## Start Dataset entries
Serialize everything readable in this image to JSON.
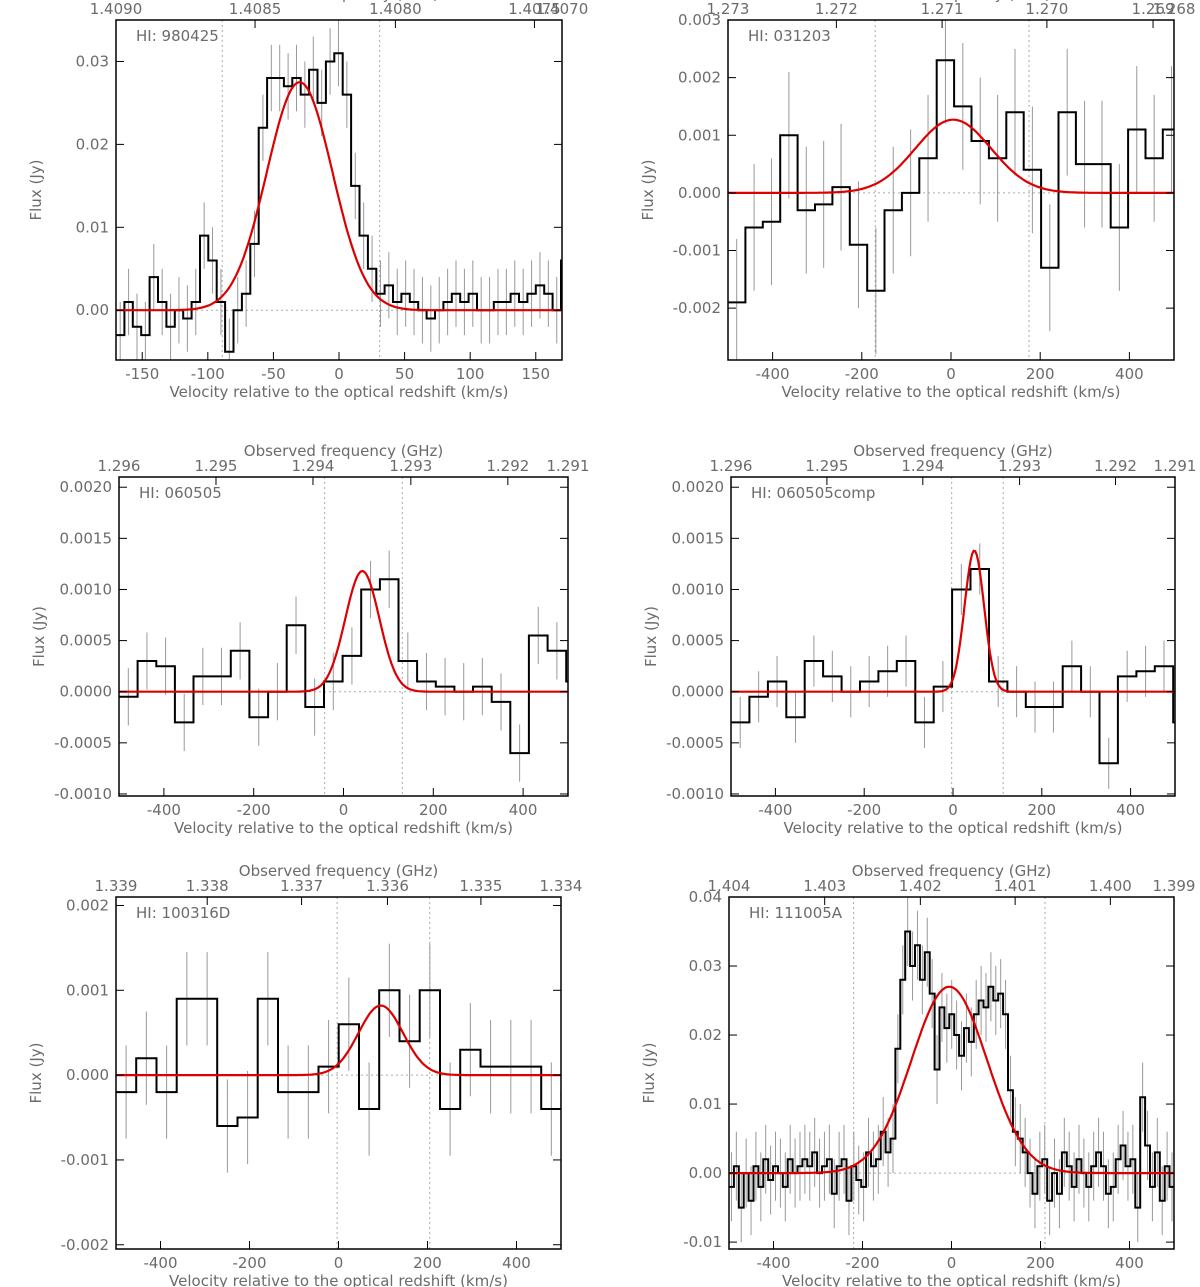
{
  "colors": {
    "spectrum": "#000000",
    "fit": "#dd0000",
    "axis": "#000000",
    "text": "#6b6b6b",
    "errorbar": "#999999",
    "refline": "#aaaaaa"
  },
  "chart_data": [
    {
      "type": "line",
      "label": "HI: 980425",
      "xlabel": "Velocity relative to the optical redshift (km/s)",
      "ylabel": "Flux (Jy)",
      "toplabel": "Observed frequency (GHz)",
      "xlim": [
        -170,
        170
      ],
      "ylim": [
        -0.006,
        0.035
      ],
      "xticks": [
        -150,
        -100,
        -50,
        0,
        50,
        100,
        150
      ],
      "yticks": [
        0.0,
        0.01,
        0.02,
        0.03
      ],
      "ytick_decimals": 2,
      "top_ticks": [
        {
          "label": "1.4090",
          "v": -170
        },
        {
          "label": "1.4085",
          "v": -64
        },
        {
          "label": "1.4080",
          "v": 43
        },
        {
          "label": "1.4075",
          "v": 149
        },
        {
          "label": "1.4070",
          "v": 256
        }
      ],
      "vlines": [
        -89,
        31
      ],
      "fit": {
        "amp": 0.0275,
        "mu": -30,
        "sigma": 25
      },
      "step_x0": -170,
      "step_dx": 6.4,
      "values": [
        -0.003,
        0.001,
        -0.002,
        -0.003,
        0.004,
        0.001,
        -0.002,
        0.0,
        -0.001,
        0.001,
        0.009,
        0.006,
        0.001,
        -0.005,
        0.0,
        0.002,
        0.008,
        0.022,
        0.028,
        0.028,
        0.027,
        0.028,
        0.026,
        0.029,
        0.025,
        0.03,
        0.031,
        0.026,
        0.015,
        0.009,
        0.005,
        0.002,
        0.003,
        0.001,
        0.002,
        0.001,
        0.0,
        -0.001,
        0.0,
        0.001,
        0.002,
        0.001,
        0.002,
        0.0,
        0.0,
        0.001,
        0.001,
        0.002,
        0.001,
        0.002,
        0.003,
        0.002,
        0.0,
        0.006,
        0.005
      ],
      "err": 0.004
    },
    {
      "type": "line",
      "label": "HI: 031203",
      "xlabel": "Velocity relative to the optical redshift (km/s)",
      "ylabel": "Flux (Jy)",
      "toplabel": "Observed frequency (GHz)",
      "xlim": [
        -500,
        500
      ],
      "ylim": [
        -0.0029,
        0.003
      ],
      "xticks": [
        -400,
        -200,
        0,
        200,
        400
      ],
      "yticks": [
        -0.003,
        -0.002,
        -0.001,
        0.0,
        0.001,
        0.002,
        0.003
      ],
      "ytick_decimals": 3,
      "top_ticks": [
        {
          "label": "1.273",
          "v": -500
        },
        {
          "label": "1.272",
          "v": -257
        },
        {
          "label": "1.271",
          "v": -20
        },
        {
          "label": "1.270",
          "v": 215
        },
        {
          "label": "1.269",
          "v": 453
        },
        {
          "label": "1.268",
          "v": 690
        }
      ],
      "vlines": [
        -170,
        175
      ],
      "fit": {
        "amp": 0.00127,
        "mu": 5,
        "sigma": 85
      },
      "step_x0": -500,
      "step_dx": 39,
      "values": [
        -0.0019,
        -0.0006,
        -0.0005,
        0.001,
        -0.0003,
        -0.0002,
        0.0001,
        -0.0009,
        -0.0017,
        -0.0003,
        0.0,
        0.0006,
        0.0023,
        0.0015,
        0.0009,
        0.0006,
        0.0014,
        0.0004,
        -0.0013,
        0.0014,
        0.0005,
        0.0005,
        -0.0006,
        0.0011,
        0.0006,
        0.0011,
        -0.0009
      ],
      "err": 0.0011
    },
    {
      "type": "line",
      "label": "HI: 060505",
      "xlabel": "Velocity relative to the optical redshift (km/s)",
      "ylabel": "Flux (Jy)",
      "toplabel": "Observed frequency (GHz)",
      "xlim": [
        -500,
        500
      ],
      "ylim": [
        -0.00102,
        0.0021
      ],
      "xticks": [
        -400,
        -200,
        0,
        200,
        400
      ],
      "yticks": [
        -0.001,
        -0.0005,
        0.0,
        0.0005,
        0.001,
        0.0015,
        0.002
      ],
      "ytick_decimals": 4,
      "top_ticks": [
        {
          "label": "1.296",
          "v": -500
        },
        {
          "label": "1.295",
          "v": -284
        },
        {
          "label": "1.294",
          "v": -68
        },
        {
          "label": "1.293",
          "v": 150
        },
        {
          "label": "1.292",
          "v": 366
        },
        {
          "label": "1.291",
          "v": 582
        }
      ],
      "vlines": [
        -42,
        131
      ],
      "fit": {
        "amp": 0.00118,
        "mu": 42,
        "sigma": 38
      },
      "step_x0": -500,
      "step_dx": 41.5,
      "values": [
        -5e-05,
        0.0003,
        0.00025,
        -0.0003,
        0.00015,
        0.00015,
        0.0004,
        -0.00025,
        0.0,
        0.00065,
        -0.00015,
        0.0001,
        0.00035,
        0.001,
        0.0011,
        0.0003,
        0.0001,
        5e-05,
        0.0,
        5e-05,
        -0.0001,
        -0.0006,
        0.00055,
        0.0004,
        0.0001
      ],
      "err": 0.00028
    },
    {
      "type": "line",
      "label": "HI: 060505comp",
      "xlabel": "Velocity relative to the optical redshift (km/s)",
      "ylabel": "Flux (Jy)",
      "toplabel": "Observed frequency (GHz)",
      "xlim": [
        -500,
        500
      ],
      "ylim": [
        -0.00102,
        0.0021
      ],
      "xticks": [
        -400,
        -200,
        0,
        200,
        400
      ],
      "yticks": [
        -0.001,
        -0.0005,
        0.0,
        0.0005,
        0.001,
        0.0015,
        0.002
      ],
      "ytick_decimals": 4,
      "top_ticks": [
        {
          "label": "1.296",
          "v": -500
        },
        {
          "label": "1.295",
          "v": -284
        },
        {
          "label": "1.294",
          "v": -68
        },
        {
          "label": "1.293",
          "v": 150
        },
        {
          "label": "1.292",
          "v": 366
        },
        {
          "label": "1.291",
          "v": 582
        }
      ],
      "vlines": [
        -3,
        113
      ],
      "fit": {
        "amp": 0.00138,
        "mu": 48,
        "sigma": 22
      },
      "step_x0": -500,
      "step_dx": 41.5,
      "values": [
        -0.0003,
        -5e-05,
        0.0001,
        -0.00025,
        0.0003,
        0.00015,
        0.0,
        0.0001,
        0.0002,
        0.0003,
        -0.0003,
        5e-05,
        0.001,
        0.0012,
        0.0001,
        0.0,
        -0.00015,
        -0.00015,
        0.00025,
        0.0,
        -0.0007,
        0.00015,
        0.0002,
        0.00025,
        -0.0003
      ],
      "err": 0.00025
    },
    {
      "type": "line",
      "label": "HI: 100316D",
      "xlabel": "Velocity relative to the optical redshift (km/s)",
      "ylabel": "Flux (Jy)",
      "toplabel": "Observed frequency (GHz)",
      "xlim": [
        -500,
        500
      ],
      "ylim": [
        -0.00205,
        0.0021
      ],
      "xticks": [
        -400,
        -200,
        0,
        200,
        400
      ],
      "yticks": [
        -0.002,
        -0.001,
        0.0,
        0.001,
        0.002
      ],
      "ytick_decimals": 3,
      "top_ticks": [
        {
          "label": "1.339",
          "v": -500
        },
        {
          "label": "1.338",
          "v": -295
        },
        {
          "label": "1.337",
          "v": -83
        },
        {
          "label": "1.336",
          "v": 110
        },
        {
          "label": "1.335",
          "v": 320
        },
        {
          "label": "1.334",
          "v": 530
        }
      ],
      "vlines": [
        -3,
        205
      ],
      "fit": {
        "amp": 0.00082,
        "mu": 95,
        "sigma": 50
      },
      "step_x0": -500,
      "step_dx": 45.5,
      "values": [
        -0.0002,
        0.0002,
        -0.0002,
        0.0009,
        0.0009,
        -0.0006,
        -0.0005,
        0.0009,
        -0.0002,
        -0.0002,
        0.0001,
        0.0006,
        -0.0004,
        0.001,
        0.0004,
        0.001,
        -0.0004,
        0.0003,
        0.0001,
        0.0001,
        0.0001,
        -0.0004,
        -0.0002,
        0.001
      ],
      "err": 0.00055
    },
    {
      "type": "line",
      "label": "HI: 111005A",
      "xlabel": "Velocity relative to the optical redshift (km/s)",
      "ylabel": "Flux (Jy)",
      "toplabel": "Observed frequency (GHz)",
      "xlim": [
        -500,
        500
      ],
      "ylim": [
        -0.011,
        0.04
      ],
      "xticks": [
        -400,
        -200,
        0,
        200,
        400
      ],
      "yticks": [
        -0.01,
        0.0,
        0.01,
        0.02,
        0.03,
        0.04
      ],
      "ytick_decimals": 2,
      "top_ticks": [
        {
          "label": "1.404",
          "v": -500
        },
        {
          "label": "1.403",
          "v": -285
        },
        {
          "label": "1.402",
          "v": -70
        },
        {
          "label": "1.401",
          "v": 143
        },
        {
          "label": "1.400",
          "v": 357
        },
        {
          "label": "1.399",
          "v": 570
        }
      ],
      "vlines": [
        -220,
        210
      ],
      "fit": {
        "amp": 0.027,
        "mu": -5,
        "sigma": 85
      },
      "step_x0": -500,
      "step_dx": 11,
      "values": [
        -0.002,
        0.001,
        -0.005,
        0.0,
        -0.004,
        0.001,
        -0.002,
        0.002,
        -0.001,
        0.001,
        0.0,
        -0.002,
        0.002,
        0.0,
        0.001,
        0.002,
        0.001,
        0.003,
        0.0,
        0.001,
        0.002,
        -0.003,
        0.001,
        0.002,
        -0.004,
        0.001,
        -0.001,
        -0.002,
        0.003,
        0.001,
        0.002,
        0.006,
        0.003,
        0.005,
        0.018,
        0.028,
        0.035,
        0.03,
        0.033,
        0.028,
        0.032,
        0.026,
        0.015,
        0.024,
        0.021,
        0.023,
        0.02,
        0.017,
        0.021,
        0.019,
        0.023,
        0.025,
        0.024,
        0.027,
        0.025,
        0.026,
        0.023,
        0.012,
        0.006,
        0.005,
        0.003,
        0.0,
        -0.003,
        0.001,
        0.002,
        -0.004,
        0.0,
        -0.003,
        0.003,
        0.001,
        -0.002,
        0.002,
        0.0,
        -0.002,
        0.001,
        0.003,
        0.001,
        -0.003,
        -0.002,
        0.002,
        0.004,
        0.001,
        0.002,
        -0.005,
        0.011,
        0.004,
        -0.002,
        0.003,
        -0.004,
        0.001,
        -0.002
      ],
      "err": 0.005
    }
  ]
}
## End Dataset entries
__Problem requirements__. In the records above, how many lines hold the string "sigma"? Reply with only the number.

__Reply to the task__. 6